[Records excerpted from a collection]
★ ★ ★ ★ ★

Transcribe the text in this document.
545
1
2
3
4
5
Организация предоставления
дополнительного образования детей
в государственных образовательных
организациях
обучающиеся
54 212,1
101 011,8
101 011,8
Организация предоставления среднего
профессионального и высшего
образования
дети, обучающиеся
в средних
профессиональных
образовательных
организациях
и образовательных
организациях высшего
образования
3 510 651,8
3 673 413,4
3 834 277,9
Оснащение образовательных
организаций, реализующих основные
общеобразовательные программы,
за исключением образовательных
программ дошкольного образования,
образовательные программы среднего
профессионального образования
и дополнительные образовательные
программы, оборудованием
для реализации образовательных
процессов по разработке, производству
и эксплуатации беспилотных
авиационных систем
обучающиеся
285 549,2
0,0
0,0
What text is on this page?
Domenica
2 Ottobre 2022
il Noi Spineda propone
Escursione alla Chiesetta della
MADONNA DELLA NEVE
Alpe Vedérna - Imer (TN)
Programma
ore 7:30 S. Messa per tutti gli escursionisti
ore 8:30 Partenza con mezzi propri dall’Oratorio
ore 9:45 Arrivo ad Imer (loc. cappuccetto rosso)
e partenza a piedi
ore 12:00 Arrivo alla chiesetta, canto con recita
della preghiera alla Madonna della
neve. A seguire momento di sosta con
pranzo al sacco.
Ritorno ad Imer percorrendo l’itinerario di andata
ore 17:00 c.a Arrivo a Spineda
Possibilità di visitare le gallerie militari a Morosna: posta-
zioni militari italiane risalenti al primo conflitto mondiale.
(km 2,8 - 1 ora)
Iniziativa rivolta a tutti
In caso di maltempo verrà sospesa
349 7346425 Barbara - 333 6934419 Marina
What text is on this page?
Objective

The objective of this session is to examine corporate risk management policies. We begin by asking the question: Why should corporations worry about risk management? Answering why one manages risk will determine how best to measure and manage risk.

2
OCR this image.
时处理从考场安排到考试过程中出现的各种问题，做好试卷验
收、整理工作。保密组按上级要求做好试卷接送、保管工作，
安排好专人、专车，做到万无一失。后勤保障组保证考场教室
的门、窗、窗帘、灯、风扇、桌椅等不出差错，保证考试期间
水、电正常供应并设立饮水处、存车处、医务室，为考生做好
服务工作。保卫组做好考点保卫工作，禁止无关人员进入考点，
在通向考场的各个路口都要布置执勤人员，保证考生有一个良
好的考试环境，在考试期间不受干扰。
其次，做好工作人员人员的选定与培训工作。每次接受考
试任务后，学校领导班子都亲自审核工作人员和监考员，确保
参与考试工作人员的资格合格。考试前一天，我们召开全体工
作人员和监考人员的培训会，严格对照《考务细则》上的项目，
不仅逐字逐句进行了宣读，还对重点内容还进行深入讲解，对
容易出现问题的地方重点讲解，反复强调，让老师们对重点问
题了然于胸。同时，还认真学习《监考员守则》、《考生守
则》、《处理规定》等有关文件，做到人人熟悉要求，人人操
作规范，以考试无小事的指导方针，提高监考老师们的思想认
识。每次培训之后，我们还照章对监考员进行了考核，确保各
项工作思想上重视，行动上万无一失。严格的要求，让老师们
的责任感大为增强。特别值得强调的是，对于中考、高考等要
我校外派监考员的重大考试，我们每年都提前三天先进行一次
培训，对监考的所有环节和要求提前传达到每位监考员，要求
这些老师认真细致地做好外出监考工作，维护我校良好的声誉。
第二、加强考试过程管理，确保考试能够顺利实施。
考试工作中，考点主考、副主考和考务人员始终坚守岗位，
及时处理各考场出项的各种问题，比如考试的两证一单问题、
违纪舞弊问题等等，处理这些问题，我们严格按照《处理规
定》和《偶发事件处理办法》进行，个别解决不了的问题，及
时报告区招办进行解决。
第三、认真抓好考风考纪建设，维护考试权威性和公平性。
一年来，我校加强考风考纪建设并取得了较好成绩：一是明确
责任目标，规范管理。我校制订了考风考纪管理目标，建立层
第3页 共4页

★ ★ ★ ★ ★

• _Task statement_:
Give the complete listing a second time, exactly as it reads.

• _Expected answer_:
Transcribe the text in this document.
545
1
2
3
4
5
Организация предоставления
дополнительного образования детей
в государственных образовательных
организациях
обучающиеся
54 212,1
101 011,8
101 011,8
Организация предоставления среднего
профессионального и высшего
образования
дети, обучающиеся
в средних
профессиональных
образовательных
организациях
и образовательных
организациях высшего
образования
3 510 651,8
3 673 413,4
3 834 277,9
Оснащение образовательных
организаций, реализующих основные
общеобразовательные программы,
за исключением образовательных
программ дошкольного образования,
образовательные программы среднего
профессионального образования
и дополнительные образовательные
программы, оборудованием
для реализации образовательных
процессов по разработке, производству
и эксплуатации беспилотных
авиационных систем
обучающиеся
285 549,2
0,0
0,0
What text is on this page?
Domenica
2 Ottobre 2022
il Noi Spineda propone
Escursione alla Chiesetta della
MADONNA DELLA NEVE
Alpe Vedérna - Imer (TN)
Programma
ore 7:30 S. Messa per tutti gli escursionisti
ore 8:30 Partenza con mezzi propri dall’Oratorio
ore 9:45 Arrivo ad Imer (loc. cappuccetto rosso)
e partenza a piedi
ore 12:00 Arrivo alla chiesetta, canto con recita
della preghiera alla Madonna della
neve. A seguire momento di sosta con
pranzo al sacco.
Ritorno ad Imer percorrendo l’itinerario di andata
ore 17:00 c.a Arrivo a Spineda
Possibilità di visitare le gallerie militari a Morosna: posta-
zioni militari italiane risalenti al primo conflitto mondiale.
(km 2,8 - 1 ora)
Iniziativa rivolta a tutti
In caso di maltempo verrà sospesa
349 7346425 Barbara - 333 6934419 Marina
What text is on this page?
Objective

The objective of this session is to examine corporate risk management policies. We begin by asking the question: Why should corporations worry about risk management? Answering why one manages risk will determine how best to measure and manage risk.

2
OCR this image.
时处理从考场安排到考试过程中出现的各种问题，做好试卷验
收、整理工作。保密组按上级要求做好试卷接送、保管工作，
安排好专人、专车，做到万无一失。后勤保障组保证考场教室
的门、窗、窗帘、灯、风扇、桌椅等不出差错，保证考试期间
水、电正常供应并设立饮水处、存车处、医务室，为考生做好
服务工作。保卫组做好考点保卫工作，禁止无关人员进入考点，
在通向考场的各个路口都要布置执勤人员，保证考生有一个良
好的考试环境，在考试期间不受干扰。
其次，做好工作人员人员的选定与培训工作。每次接受考
试任务后，学校领导班子都亲自审核工作人员和监考员，确保
参与考试工作人员的资格合格。考试前一天，我们召开全体工
作人员和监考人员的培训会，严格对照《考务细则》上的项目，
不仅逐字逐句进行了宣读，还对重点内容还进行深入讲解，对
容易出现问题的地方重点讲解，反复强调，让老师们对重点问
题了然于胸。同时，还认真学习《监考员守则》、《考生守
则》、《处理规定》等有关文件，做到人人熟悉要求，人人操
作规范，以考试无小事的指导方针，提高监考老师们的思想认
识。每次培训之后，我们还照章对监考员进行了考核，确保各
项工作思想上重视，行动上万无一失。严格的要求，让老师们
的责任感大为增强。特别值得强调的是，对于中考、高考等要
我校外派监考员的重大考试，我们每年都提前三天先进行一次
培训，对监考的所有环节和要求提前传达到每位监考员，要求
这些老师认真细致地做好外出监考工作，维护我校良好的声誉。
第二、加强考试过程管理，确保考试能够顺利实施。
考试工作中，考点主考、副主考和考务人员始终坚守岗位，
及时处理各考场出项的各种问题，比如考试的两证一单问题、
违纪舞弊问题等等，处理这些问题，我们严格按照《处理规
定》和《偶发事件处理办法》进行，个别解决不了的问题，及
时报告区招办进行解决。
第三、认真抓好考风考纪建设，维护考试权威性和公平性。
一年来，我校加强考风考纪建设并取得了较好成绩：一是明确
责任目标，规范管理。我校制订了考风考纪管理目标，建立层
第3页 共4页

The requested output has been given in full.